◆ Task ◆
Determine the number of lines in the listing below where the string "page" occurs; answer with the number alone.

◆ Material shown ◆
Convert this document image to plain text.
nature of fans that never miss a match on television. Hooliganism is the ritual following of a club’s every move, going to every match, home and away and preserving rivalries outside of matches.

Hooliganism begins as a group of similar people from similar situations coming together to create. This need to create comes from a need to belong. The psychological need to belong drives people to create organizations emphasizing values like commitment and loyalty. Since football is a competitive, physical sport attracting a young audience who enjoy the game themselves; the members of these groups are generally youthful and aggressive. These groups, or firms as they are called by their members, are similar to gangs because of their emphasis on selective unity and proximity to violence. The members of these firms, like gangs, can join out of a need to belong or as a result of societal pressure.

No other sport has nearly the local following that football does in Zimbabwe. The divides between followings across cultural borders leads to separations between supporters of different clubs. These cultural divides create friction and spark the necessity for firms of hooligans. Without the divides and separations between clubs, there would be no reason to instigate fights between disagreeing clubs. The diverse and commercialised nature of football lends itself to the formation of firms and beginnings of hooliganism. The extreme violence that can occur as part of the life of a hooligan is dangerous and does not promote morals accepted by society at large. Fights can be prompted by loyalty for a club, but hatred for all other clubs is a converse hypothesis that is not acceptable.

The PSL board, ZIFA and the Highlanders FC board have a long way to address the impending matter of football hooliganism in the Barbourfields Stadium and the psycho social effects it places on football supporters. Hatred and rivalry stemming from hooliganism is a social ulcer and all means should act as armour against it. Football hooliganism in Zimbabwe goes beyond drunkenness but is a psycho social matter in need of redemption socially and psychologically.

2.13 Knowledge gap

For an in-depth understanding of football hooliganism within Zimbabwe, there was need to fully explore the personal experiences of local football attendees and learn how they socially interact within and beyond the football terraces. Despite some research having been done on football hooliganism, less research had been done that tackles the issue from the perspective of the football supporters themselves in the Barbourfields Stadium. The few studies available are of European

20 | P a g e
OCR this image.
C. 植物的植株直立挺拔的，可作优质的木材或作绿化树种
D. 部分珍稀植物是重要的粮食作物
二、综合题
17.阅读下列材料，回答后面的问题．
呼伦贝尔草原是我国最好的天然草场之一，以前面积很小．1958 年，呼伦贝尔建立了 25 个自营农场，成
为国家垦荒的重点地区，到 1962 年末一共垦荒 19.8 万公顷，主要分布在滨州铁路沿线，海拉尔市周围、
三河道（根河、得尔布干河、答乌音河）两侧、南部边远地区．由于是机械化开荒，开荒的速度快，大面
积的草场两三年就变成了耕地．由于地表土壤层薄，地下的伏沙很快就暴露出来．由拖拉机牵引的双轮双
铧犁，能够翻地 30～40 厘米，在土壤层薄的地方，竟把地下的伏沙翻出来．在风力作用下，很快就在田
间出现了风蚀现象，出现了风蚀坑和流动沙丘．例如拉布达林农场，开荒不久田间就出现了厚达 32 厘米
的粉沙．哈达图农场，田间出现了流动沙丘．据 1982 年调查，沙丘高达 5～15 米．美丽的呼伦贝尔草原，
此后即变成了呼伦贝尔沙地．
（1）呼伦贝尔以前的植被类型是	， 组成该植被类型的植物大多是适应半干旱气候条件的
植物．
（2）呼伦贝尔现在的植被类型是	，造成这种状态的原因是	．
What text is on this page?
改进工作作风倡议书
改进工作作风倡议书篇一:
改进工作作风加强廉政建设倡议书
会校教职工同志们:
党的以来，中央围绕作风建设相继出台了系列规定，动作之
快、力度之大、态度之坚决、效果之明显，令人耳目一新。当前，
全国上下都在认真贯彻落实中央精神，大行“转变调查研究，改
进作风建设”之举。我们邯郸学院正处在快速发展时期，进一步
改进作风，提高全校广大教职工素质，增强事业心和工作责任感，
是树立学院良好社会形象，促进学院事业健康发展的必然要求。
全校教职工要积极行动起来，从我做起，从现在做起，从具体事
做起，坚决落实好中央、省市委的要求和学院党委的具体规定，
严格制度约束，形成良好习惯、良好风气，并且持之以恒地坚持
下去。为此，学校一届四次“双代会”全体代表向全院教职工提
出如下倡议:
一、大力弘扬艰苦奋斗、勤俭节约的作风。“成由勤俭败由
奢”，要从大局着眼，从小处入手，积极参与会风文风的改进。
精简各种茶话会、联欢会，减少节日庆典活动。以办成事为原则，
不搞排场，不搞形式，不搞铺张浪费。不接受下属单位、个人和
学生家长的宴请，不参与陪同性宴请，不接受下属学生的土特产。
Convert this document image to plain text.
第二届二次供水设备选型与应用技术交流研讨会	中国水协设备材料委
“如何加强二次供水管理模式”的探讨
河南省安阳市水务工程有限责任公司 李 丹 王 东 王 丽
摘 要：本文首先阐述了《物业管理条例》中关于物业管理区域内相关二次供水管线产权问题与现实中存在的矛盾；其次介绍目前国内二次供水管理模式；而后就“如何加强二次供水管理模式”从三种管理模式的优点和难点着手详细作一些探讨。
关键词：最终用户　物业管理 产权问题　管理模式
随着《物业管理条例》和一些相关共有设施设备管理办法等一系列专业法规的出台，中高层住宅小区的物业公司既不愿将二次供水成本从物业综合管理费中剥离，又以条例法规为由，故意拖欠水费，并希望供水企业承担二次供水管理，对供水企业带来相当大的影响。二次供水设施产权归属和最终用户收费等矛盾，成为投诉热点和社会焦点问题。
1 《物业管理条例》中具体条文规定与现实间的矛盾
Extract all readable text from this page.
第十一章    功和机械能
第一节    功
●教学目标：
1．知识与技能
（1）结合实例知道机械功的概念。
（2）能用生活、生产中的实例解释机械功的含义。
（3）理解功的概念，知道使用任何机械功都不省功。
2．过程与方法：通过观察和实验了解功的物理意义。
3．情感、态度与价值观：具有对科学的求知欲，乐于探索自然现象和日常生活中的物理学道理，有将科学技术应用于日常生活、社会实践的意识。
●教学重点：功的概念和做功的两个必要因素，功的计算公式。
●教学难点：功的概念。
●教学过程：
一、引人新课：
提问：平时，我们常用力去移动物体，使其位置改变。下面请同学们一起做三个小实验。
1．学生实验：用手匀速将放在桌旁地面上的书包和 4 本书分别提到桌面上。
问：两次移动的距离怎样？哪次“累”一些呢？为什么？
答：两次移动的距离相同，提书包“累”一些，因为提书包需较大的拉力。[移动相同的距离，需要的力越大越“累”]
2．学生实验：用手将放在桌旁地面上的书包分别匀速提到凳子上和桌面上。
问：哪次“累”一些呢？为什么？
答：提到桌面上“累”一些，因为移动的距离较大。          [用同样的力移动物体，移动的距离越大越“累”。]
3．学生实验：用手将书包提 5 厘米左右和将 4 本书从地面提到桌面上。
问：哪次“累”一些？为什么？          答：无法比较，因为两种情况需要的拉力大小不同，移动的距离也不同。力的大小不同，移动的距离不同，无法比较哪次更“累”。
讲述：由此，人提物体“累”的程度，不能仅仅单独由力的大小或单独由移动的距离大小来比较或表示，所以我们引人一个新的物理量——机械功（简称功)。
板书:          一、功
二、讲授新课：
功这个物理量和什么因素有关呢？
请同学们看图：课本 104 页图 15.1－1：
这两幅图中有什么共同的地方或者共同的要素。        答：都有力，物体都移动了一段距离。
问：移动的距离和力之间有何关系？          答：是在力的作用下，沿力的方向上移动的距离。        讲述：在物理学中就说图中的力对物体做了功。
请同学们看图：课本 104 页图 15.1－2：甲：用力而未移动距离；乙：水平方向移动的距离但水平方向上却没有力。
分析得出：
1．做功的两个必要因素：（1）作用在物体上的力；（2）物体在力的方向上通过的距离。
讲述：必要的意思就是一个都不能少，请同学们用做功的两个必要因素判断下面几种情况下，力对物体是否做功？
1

◆ Correct answer ◆
2